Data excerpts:
• • • • •

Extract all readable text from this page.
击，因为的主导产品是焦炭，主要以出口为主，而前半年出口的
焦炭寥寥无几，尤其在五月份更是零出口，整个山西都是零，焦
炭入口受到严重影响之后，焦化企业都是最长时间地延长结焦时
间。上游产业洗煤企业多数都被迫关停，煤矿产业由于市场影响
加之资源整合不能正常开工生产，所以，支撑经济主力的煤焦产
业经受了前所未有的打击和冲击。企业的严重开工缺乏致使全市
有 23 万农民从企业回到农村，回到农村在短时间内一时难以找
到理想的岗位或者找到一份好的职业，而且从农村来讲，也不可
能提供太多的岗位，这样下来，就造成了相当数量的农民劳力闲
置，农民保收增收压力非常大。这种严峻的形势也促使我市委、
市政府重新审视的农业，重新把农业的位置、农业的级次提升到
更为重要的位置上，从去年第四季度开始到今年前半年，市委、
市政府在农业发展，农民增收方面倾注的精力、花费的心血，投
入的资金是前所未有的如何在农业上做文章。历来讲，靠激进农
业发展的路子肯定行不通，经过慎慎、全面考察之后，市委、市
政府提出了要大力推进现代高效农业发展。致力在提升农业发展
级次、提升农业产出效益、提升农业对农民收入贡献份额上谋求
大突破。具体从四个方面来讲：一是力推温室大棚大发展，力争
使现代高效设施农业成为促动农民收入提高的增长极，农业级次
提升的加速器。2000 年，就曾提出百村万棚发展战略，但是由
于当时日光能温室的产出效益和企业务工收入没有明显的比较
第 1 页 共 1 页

• • • • •

**EXERCISE GOAL:** Print the whole listing again, exactly.

**WRITTEN RESPONSE:**
Extract all readable text from this page.
击，因为的主导产品是焦炭，主要以出口为主，而前半年出口的
焦炭寥寥无几，尤其在五月份更是零出口，整个山西都是零，焦
炭入口受到严重影响之后，焦化企业都是最长时间地延长结焦时
间。上游产业洗煤企业多数都被迫关停，煤矿产业由于市场影响
加之资源整合不能正常开工生产，所以，支撑经济主力的煤焦产
业经受了前所未有的打击和冲击。企业的严重开工缺乏致使全市
有 23 万农民从企业回到农村，回到农村在短时间内一时难以找
到理想的岗位或者找到一份好的职业，而且从农村来讲，也不可
能提供太多的岗位，这样下来，就造成了相当数量的农民劳力闲
置，农民保收增收压力非常大。这种严峻的形势也促使我市委、
市政府重新审视的农业，重新把农业的位置、农业的级次提升到
更为重要的位置上，从去年第四季度开始到今年前半年，市委、
市政府在农业发展，农民增收方面倾注的精力、花费的心血，投
入的资金是前所未有的如何在农业上做文章。历来讲，靠激进农
业发展的路子肯定行不通，经过慎慎、全面考察之后，市委、市
政府提出了要大力推进现代高效农业发展。致力在提升农业发展
级次、提升农业产出效益、提升农业对农民收入贡献份额上谋求
大突破。具体从四个方面来讲：一是力推温室大棚大发展，力争
使现代高效设施农业成为促动农民收入提高的增长极，农业级次
提升的加速器。2000 年，就曾提出百村万棚发展战略，但是由
于当时日光能温室的产出效益和企业务工收入没有明显的比较
第 1 页 共 1 页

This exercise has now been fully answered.